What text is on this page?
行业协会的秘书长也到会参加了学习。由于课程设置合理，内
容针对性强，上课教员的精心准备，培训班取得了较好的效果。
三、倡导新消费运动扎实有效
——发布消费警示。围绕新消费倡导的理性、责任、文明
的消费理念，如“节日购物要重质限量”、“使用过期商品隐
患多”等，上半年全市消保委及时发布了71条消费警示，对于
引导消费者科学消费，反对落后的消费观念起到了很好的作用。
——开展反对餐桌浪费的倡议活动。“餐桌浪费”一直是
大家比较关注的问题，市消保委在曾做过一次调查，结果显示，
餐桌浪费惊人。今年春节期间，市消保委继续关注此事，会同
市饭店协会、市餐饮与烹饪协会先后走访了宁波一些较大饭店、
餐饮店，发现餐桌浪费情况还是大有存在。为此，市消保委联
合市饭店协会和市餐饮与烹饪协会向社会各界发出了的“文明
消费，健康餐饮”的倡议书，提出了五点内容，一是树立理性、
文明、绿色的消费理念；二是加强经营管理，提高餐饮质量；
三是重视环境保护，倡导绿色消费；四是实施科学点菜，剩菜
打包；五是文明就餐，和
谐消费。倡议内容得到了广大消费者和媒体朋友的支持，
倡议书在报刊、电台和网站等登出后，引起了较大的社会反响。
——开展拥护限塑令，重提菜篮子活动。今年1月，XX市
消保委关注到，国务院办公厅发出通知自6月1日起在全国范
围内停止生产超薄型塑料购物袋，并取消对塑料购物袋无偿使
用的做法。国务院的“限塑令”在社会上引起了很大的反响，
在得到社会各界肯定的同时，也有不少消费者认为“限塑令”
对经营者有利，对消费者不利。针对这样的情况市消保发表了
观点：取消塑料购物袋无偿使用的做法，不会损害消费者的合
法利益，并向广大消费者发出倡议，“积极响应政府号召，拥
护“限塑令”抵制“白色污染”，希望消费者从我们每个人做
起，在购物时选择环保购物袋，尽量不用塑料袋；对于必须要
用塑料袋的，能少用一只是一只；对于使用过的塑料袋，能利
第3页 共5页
###
> [SHORT TASK] All of the lines above need to be given again exactly.

> [RESPONSE TO THE TASK]
What text is on this page?
行业协会的秘书长也到会参加了学习。由于课程设置合理，内
容针对性强，上课教员的精心准备，培训班取得了较好的效果。
三、倡导新消费运动扎实有效
——发布消费警示。围绕新消费倡导的理性、责任、文明
的消费理念，如“节日购物要重质限量”、“使用过期商品隐
患多”等，上半年全市消保委及时发布了71条消费警示，对于
引导消费者科学消费，反对落后的消费观念起到了很好的作用。
——开展反对餐桌浪费的倡议活动。“餐桌浪费”一直是
大家比较关注的问题，市消保委在曾做过一次调查，结果显示，
餐桌浪费惊人。今年春节期间，市消保委继续关注此事，会同
市饭店协会、市餐饮与烹饪协会先后走访了宁波一些较大饭店、
餐饮店，发现餐桌浪费情况还是大有存在。为此，市消保委联
合市饭店协会和市餐饮与烹饪协会向社会各界发出了的“文明
消费，健康餐饮”的倡议书，提出了五点内容，一是树立理性、
文明、绿色的消费理念；二是加强经营管理，提高餐饮质量；
三是重视环境保护，倡导绿色消费；四是实施科学点菜，剩菜
打包；五是文明就餐，和
谐消费。倡议内容得到了广大消费者和媒体朋友的支持，
倡议书在报刊、电台和网站等登出后，引起了较大的社会反响。
——开展拥护限塑令，重提菜篮子活动。今年1月，XX市
消保委关注到，国务院办公厅发出通知自6月1日起在全国范
围内停止生产超薄型塑料购物袋，并取消对塑料购物袋无偿使
用的做法。国务院的“限塑令”在社会上引起了很大的反响，
在得到社会各界肯定的同时，也有不少消费者认为“限塑令”
对经营者有利，对消费者不利。针对这样的情况市消保发表了
观点：取消塑料购物袋无偿使用的做法，不会损害消费者的合
法利益，并向广大消费者发出倡议，“积极响应政府号召，拥
护“限塑令”抵制“白色污染”，希望消费者从我们每个人做
起，在购物时选择环保购物袋，尽量不用塑料袋；对于必须要
用塑料袋的，能少用一只是一只；对于使用过的塑料袋，能利
第3页 共5页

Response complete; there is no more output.